§ **WORK INSTRUCTIONS**
From the line containing "Convert this screenshot" through the last line of the entries, output the text exactly. Pictures stay out.

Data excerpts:
- - - - - - -

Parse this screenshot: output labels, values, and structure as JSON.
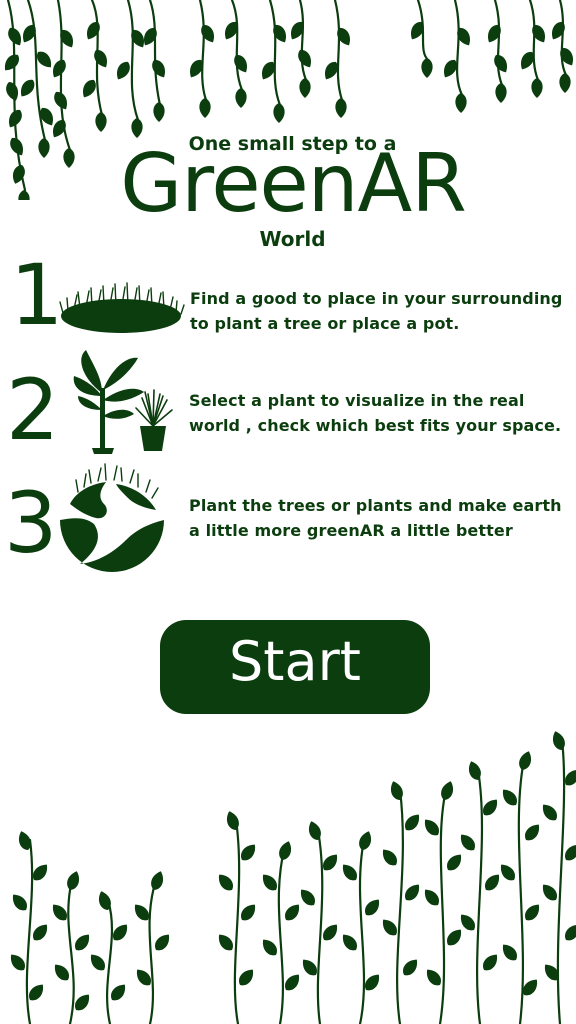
{
  "header": {
    "tagline_top": "One small step to a",
    "app_title": "GreenAR",
    "tagline_bottom": "World"
  },
  "steps": [
    {
      "number": "1",
      "illustration": "grass-patch-icon",
      "text": "Find a good to place in your surrounding to plant a tree or place a pot."
    },
    {
      "number": "2",
      "illustration": "potted-plants-icon",
      "text": "Select a plant to visualize in the real world , check which best fits your space."
    },
    {
      "number": "3",
      "illustration": "green-earth-icon",
      "text": "Plant the trees or plants and make earth a little more greenAR a little better"
    }
  ],
  "start_button": {
    "label": "Start"
  },
  "decorations": {
    "top": "hanging-vines-decoration",
    "bottom": "climbing-vines-decoration"
  },
  "colors": {
    "primary": "#0b3d0e",
    "background": "#ffffff",
    "button_text": "#ffffff"
  }
}
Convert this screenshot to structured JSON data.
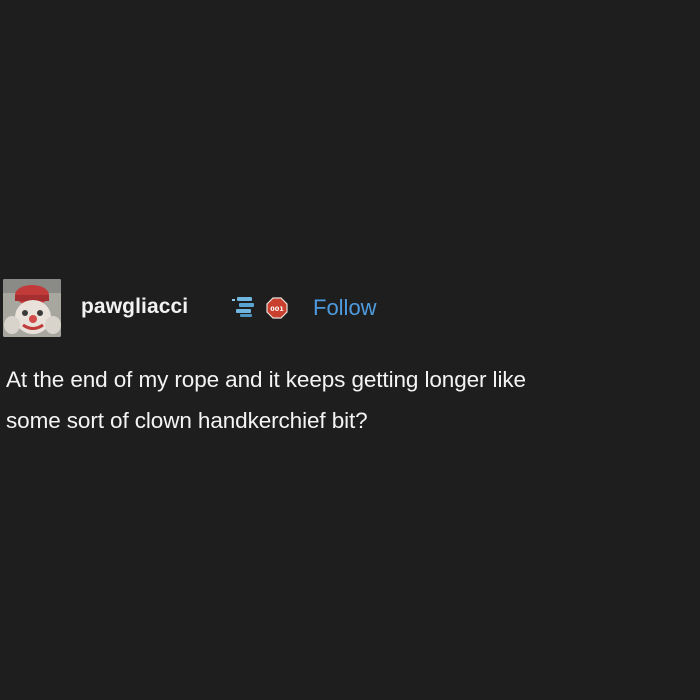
{
  "post": {
    "username": "pawgliacci",
    "follow_label": "Follow",
    "body_lines": [
      "At the end of my rope and it keeps getting longer like",
      "some sort of clown handkerchief bit?"
    ],
    "badges": [
      {
        "name": "stacked-books-badge-icon",
        "color": "#6fb6e0"
      },
      {
        "name": "stop-sign-badge-icon",
        "color": "#c9402e",
        "text": "001"
      }
    ]
  },
  "colors": {
    "background": "#1e1e1f",
    "text": "#f4f4f4",
    "link": "#4e9bdf"
  }
}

- - - - - - -

§ **REPLY**
Convert this screenshot to structured JSON data.
{
  "post": {
    "username": "pawgliacci",
    "follow_label": "Follow",
    "body_lines": [
      "At the end of my rope and it keeps getting longer like",
      "some sort of clown handkerchief bit?"
    ],
    "badges": [
      {
        "name": "stacked-books-badge-icon",
        "color": "#6fb6e0"
      },
      {
        "name": "stop-sign-badge-icon",
        "color": "#c9402e",
        "text": "001"
      }
    ]
  },
  "colors": {
    "background": "#1e1e1f",
    "text": "#f4f4f4",
    "link": "#4e9bdf"
  }
}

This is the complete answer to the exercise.